Stored dataset items:
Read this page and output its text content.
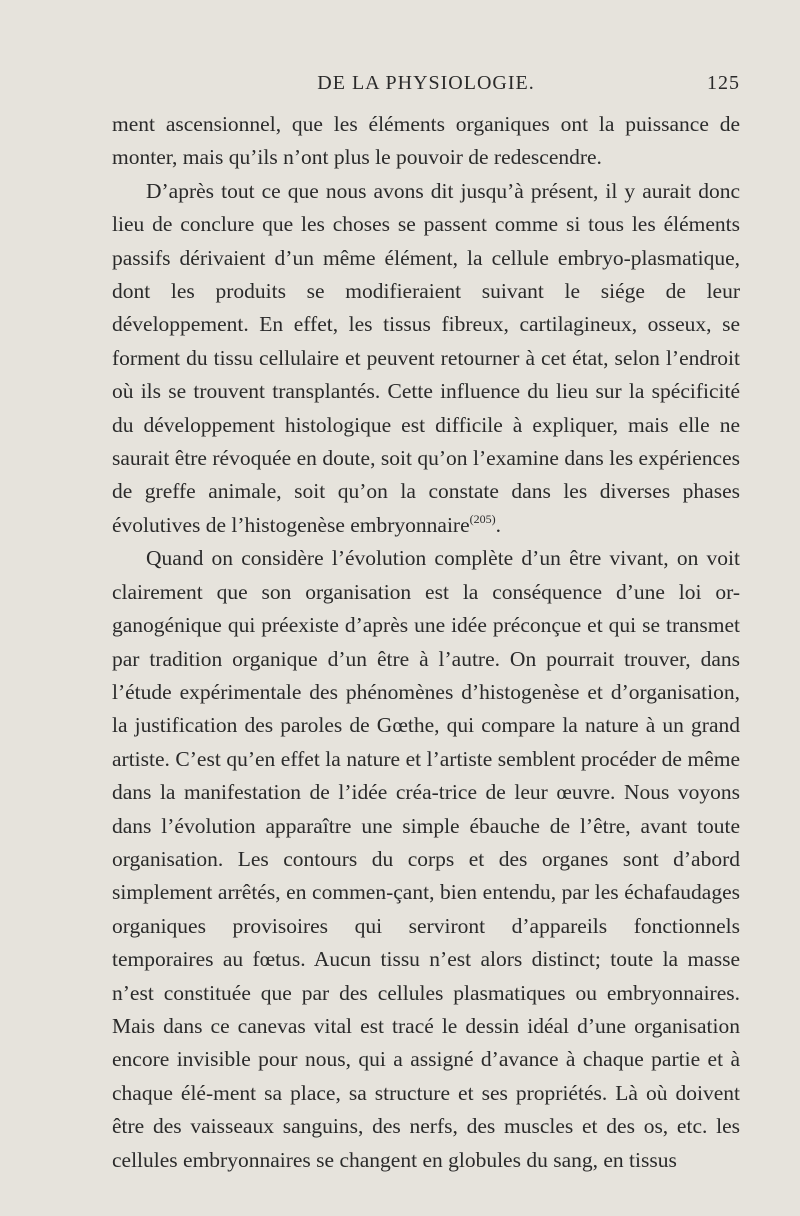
DE LA PHYSIOLOGIE.	125

ment ascensionnel, que les éléments organiques ont la puissance de monter, mais qu’ils n’ont plus le pouvoir de redescendre.

D’après tout ce que nous avons dit jusqu’à présent, il y aurait donc lieu de conclure que les choses se passent comme si tous les éléments passifs dérivaient d’un même élément, la cellule embryo-plasmatique, dont les produits se modifieraient suivant le siége de leur développement. En effet, les tissus fibreux, cartilagineux, osseux, se forment du tissu cellulaire et peuvent retourner à cet état, selon l’endroit où ils se trouvent transplantés. Cette influence du lieu sur la spécificité du développement histologique est difficile à expliquer, mais elle ne saurait être révoquée en doute, soit qu’on l’examine dans les expériences de greffe animale, soit qu’on la constate dans les diverses phases évolutives de l’histogenèse embryonnaire$^{(205)}$.

Quand on considère l’évolution complète d’un être vivant, on voit clairement que son organisation est la conséquence d’une loi or-ganogénique qui préexiste d’après une idée préconçue et qui se transmet par tradition organique d’un être à l’autre. On pourrait trouver, dans l’étude expérimentale des phénomènes d’histogenèse et d’organisation, la justification des paroles de Gœthe, qui compare la nature à un grand artiste. C’est qu’en effet la nature et l’artiste semblent procéder de même dans la manifestation de l’idée créa-trice de leur œuvre. Nous voyons dans l’évolution apparaître une simple ébauche de l’être, avant toute organisation. Les contours du corps et des organes sont d’abord simplement arrêtés, en commen-çant, bien entendu, par les échafaudages organiques provisoires qui serviront d’appareils fonctionnels temporaires au fœtus. Aucun tissu n’est alors distinct; toute la masse n’est constituée que par des cellules plasmatiques ou embryonnaires. Mais dans ce canevas vital est tracé le dessin idéal d’une organisation encore invisible pour nous, qui a assigné d’avance à chaque partie et à chaque élé-ment sa place, sa structure et ses propriétés. Là où doivent être des vaisseaux sanguins, des nerfs, des muscles et des os, etc. les cellules embryonnaires se changent en globules du sang, en tissus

**What to work on**
Go through the listing above and write it out again exactly, dropping the pictures.

**Solution for this exercise**
Read this page and output its text content.
DE LA PHYSIOLOGIE.	125

ment ascensionnel, que les éléments organiques ont la puissance de monter, mais qu’ils n’ont plus le pouvoir de redescendre.

D’après tout ce que nous avons dit jusqu’à présent, il y aurait donc lieu de conclure que les choses se passent comme si tous les éléments passifs dérivaient d’un même élément, la cellule embryo-plasmatique, dont les produits se modifieraient suivant le siége de leur développement. En effet, les tissus fibreux, cartilagineux, osseux, se forment du tissu cellulaire et peuvent retourner à cet état, selon l’endroit où ils se trouvent transplantés. Cette influence du lieu sur la spécificité du développement histologique est difficile à expliquer, mais elle ne saurait être révoquée en doute, soit qu’on l’examine dans les expériences de greffe animale, soit qu’on la constate dans les diverses phases évolutives de l’histogenèse embryonnaire$^{(205)}$.

Quand on considère l’évolution complète d’un être vivant, on voit clairement que son organisation est la conséquence d’une loi or-ganogénique qui préexiste d’après une idée préconçue et qui se transmet par tradition organique d’un être à l’autre. On pourrait trouver, dans l’étude expérimentale des phénomènes d’histogenèse et d’organisation, la justification des paroles de Gœthe, qui compare la nature à un grand artiste. C’est qu’en effet la nature et l’artiste semblent procéder de même dans la manifestation de l’idée créa-trice de leur œuvre. Nous voyons dans l’évolution apparaître une simple ébauche de l’être, avant toute organisation. Les contours du corps et des organes sont d’abord simplement arrêtés, en commen-çant, bien entendu, par les échafaudages organiques provisoires qui serviront d’appareils fonctionnels temporaires au fœtus. Aucun tissu n’est alors distinct; toute la masse n’est constituée que par des cellules plasmatiques ou embryonnaires. Mais dans ce canevas vital est tracé le dessin idéal d’une organisation encore invisible pour nous, qui a assigné d’avance à chaque partie et à chaque élé-ment sa place, sa structure et ses propriétés. Là où doivent être des vaisseaux sanguins, des nerfs, des muscles et des os, etc. les cellules embryonnaires se changent en globules du sang, en tissus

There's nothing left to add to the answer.